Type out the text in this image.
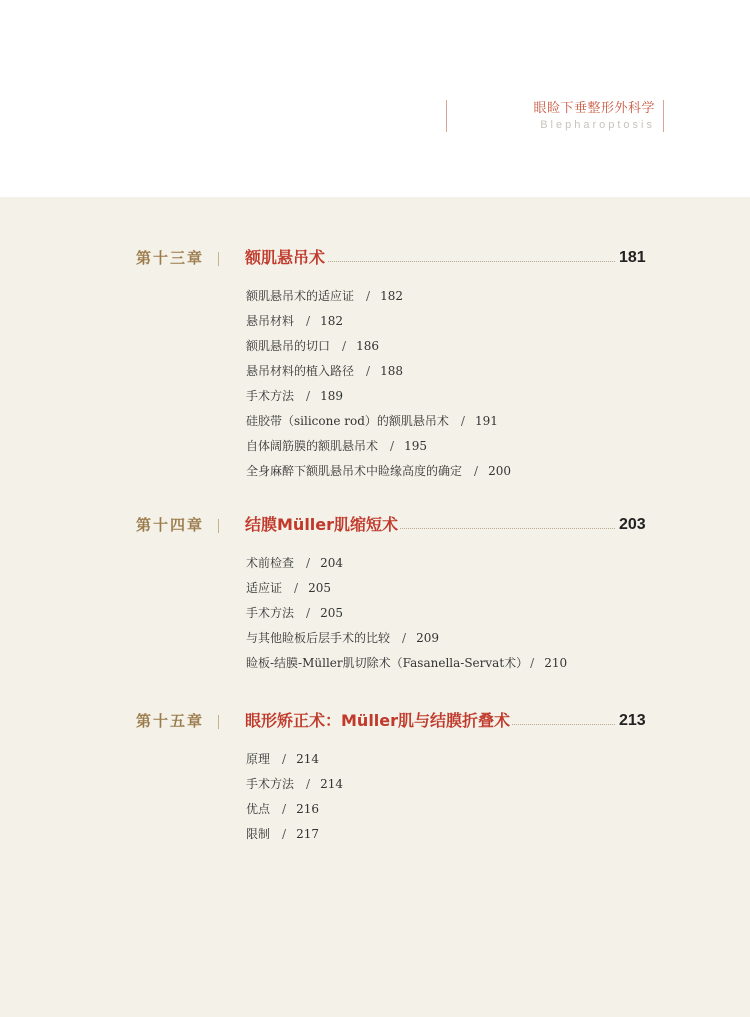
眼睑下垂整形外科学
Blepharoptosis
第十三章	额肌悬吊术	181
额肌悬吊术的适应证 / 182
悬吊材料 / 182
额肌悬吊的切口 / 186
悬吊材料的植入路径 / 188
手术方法 / 189
硅胶带（silicone rod）的额肌悬吊术 / 191
自体阔筋膜的额肌悬吊术 / 195
全身麻醉下额肌悬吊术中睑缘高度的确定 / 200
第十四章	结膜Müller肌缩短术	203
术前检查 / 204
适应证 / 205
手术方法 / 205
与其他睑板后层手术的比较 / 209
睑板-结膜-Müller肌切除术（Fasanella-Servat术） / 210
第十五章	眼形矫正术：Müller肌与结膜折叠术	213
原理 / 214
手术方法 / 214
优点 / 216
限制 / 217
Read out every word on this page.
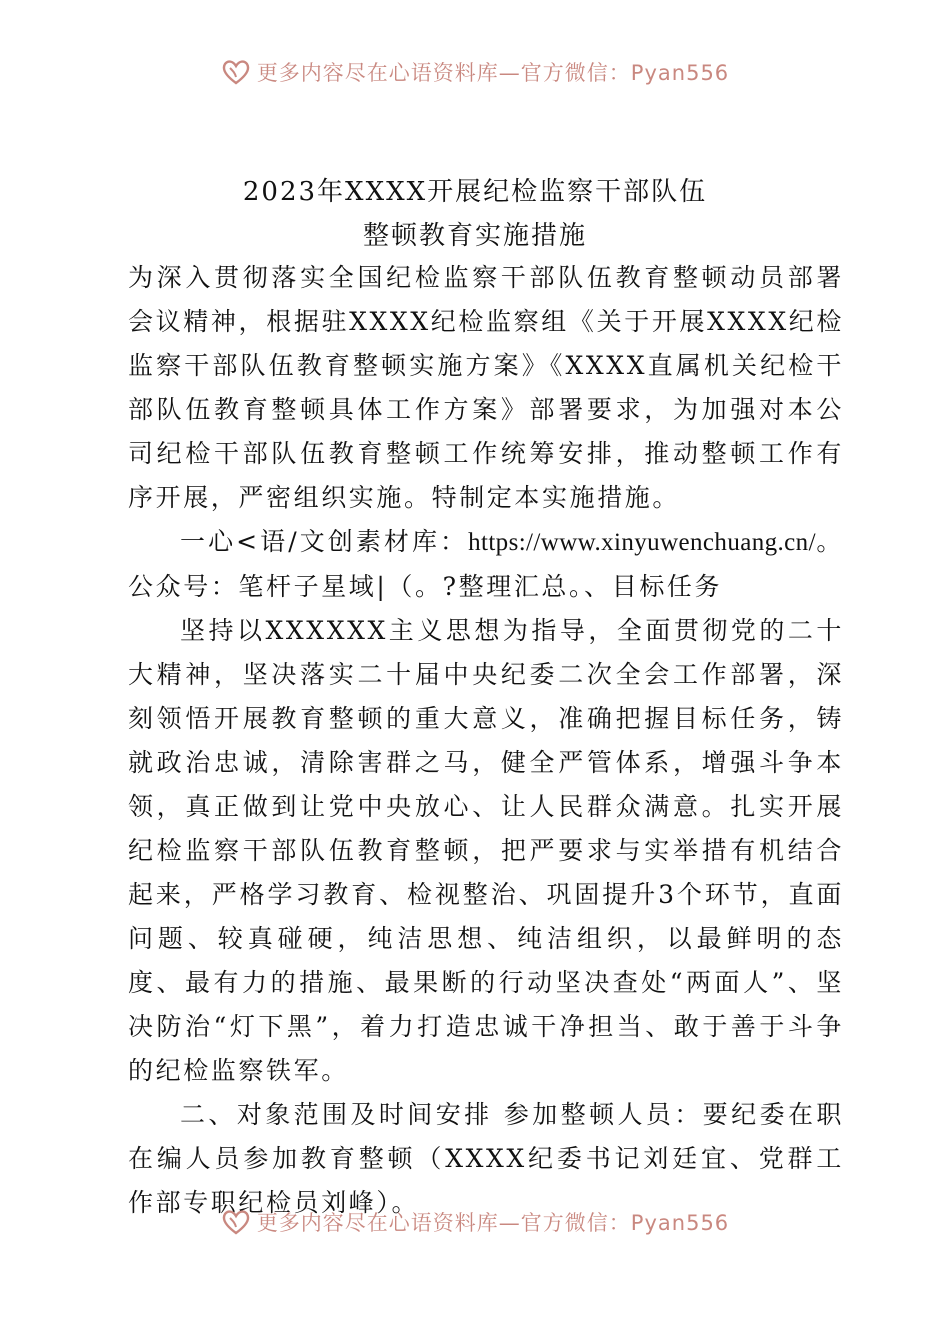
更多内容尽在心语资料库—官方微信：Pyan556
2023年XXXX开展纪检监察干部队伍
整顿教育实施措施

为深入贯彻落实全国纪检监察干部队伍教育整顿动员部署会议精神，根据驻XXXX纪检监察组《关于开展XXXX纪检监察干部队伍教育整顿实施方案》《XXXX直属机关纪检干部队伍教育整顿具体工作方案》部署要求，为加强对本公司纪检干部队伍教育整顿工作统筹安排，推动整顿工作有序开展，严密组织实施。特制定本实施措施。

一心<语/文创素材库：https://www.xinyuwenchuang.cn/。公众号：笔杆子星域|（。?整理汇总。、目标任务

坚持以XXXXXX主义思想为指导，全面贯彻党的二十大精神，坚决落实二十届中央纪委二次全会工作部署，深刻领悟开展教育整顿的重大意义，准确把握目标任务，铸就政治忠诚，清除害群之马，健全严管体系，增强斗争本领，真正做到让党中央放心、让人民群众满意。扎实开展纪检监察干部队伍教育整顿，把严要求与实举措有机结合起来，严格学习教育、检视整治、巩固提升3个环节，直面问题、较真碰硬，纯洁思想、纯洁组织，以最鲜明的态度、最有力的措施、最果断的行动坚决查处“两面人”、坚决防治“灯下黑”，着力打造忠诚干净担当、敢于善于斗争的纪检监察铁军。

二、对象范围及时间安排 参加整顿人员：要纪委在职在编人员参加教育整顿（XXXX纪委书记刘廷宜、党群工作部专职纪检员刘峰）。

更多内容尽在心语资料库—官方微信：Pyan556
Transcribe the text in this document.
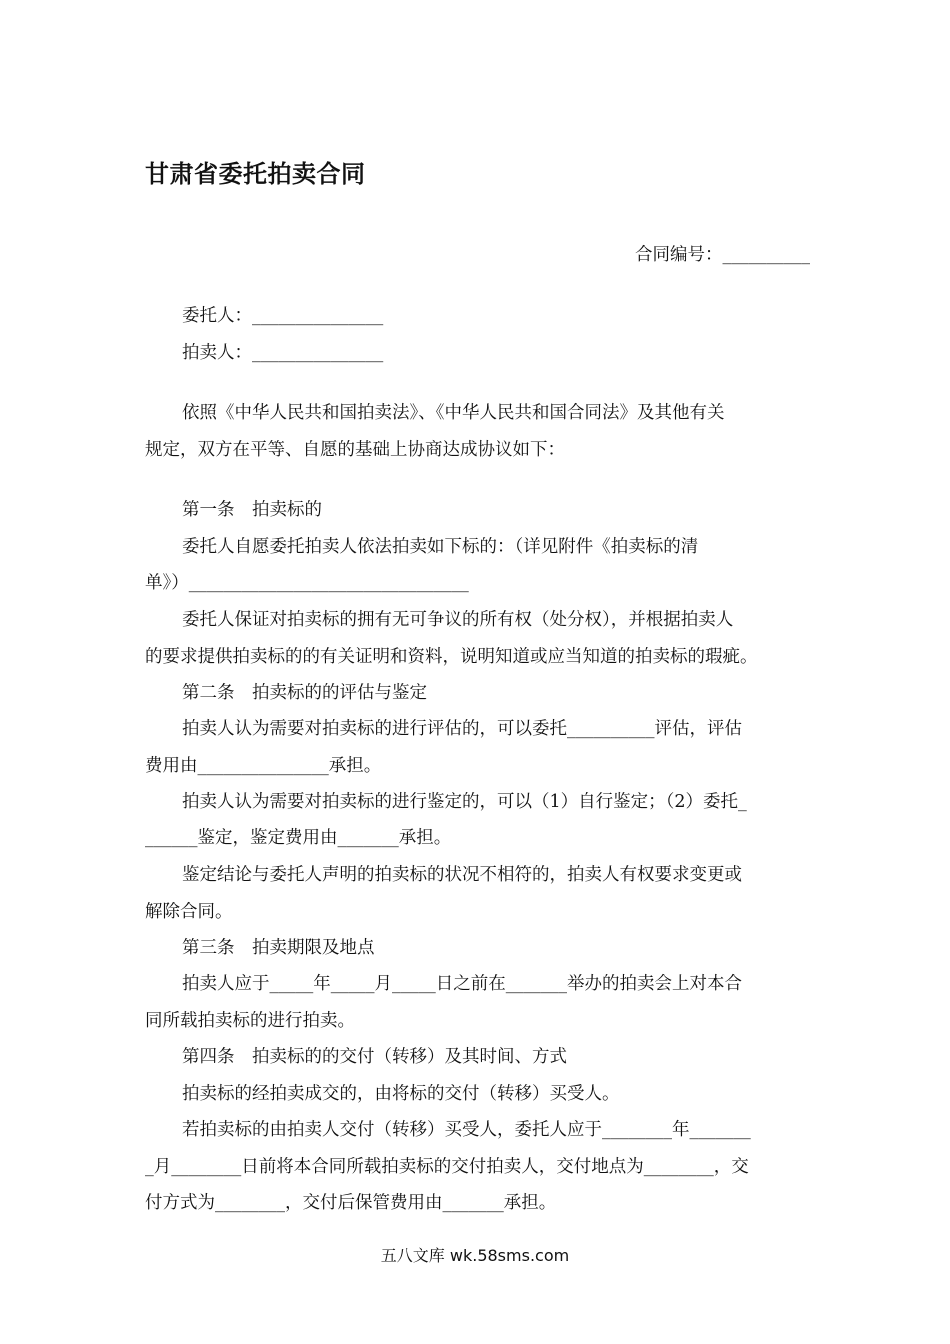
甘肃省委托拍卖合同
合同编号：__________
委托人：_______________
拍卖人：_______________
依照《中华人民共和国拍卖法》、《中华人民共和国合同法》及其他有关
规定，双方在平等、自愿的基础上协商达成协议如下：
第一条　拍卖标的
委托人自愿委托拍卖人依法拍卖如下标的：（详见附件《拍卖标的清
单》）________________________________
委托人保证对拍卖标的拥有无可争议的所有权（处分权），并根据拍卖人
的要求提供拍卖标的的有关证明和资料，说明知道或应当知道的拍卖标的瑕疵。
第二条　拍卖标的的评估与鉴定
拍卖人认为需要对拍卖标的进行评估的，可以委托__________评估，评估
费用由_______________承担。
拍卖人认为需要对拍卖标的进行鉴定的，可以（1）自行鉴定；（2）委托_
______鉴定，鉴定费用由_______承担。
鉴定结论与委托人声明的拍卖标的状况不相符的，拍卖人有权要求变更或
解除合同。
第三条　拍卖期限及地点
拍卖人应于_____年_____月_____日之前在_______举办的拍卖会上对本合
同所载拍卖标的进行拍卖。
第四条　拍卖标的的交付（转移）及其时间、方式
拍卖标的经拍卖成交的，由将标的交付（转移）买受人。
若拍卖标的由拍卖人交付（转移）买受人，委托人应于________年_______
_月________日前将本合同所载拍卖标的交付拍卖人，交付地点为________，交
付方式为________，交付后保管费用由_______承担。
五八文库 wk.58sms.com
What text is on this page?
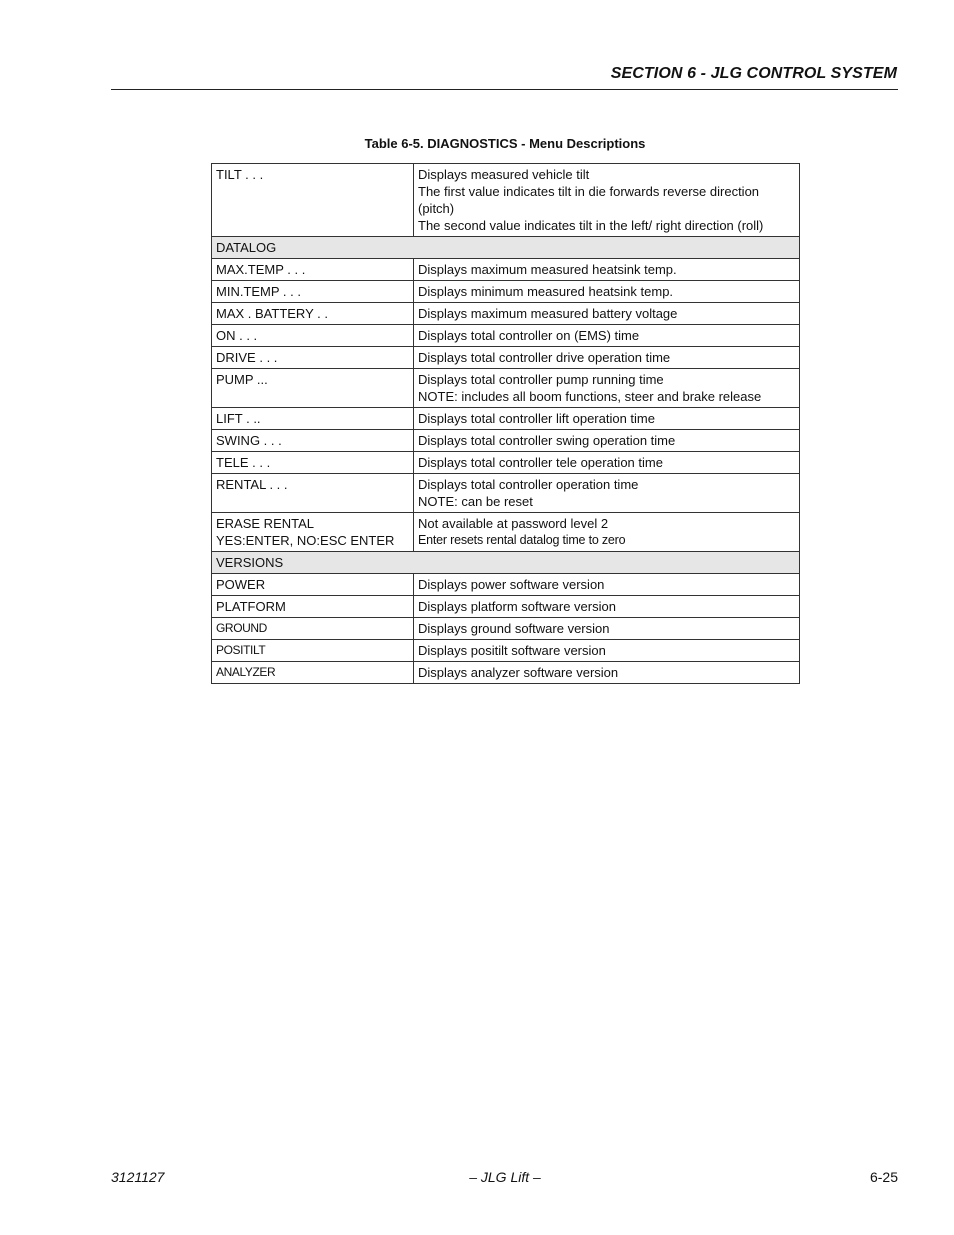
SECTION 6 - JLG CONTROL SYSTEM
Table 6-5. DIAGNOSTICS - Menu Descriptions
TILT . . .	Displays measured vehicle tilt
The first value indicates tilt in die forwards reverse direction (pitch)
The second value indicates tilt in the left/ right direction (roll)

DATALOG	
MAX.TEMP . . .	Displays maximum measured heatsink temp.
MIN.TEMP . . .	Displays minimum measured heatsink temp.
MAX . BATTERY . .	Displays maximum measured battery voltage
ON . . .	Displays total controller on (EMS) time
DRIVE . . .	Displays total controller drive operation time
PUMP ...	Displays total controller pump running time
NOTE: includes all boom functions, steer and brake release

LIFT . ..	Displays total controller lift operation time
SWING . . .	Displays total controller swing operation time
TELE . . .	Displays total controller tele operation time
RENTAL . . .	Displays total controller operation time
NOTE: can be reset

ERASE RENTAL
YES:ENTER, NO:ESC ENTER	Not available at password level 2
Enter resets rental datalog time to zero

VERSIONS	
POWER	Displays power software version
PLATFORM	Displays platform software version
GROUND	Displays ground software version
POSITILT	Displays positilt software version
ANALYZER	Displays analyzer software version
3121127	– JLG Lift –	6-25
■ ■ ■ ■ ■ ■ ■
Compute the number of lines above that contain the string "this". Reply with that value only.

4